* BEGIN INFORMATION PROVIDED *

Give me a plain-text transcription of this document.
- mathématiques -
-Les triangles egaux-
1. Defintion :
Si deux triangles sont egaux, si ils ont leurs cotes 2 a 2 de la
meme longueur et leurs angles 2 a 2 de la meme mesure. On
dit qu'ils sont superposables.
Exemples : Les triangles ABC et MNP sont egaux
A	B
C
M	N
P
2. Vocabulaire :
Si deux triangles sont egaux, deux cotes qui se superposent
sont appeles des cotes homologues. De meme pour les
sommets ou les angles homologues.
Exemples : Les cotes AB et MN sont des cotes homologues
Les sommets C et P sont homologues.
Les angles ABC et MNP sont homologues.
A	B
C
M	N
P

* END INFORMATION PROVIDED *

DIRECTIONS: Show every line that contains the word "cotes".

COMPLETE ANSWER:
Si deux triangles sont egaux, si ils ont leurs cotes 2 a 2 de la
Si deux triangles sont egaux, deux cotes qui se superposent
sont appeles des cotes homologues. De meme pour les
Exemples : Les cotes AB et MN sont des cotes homologues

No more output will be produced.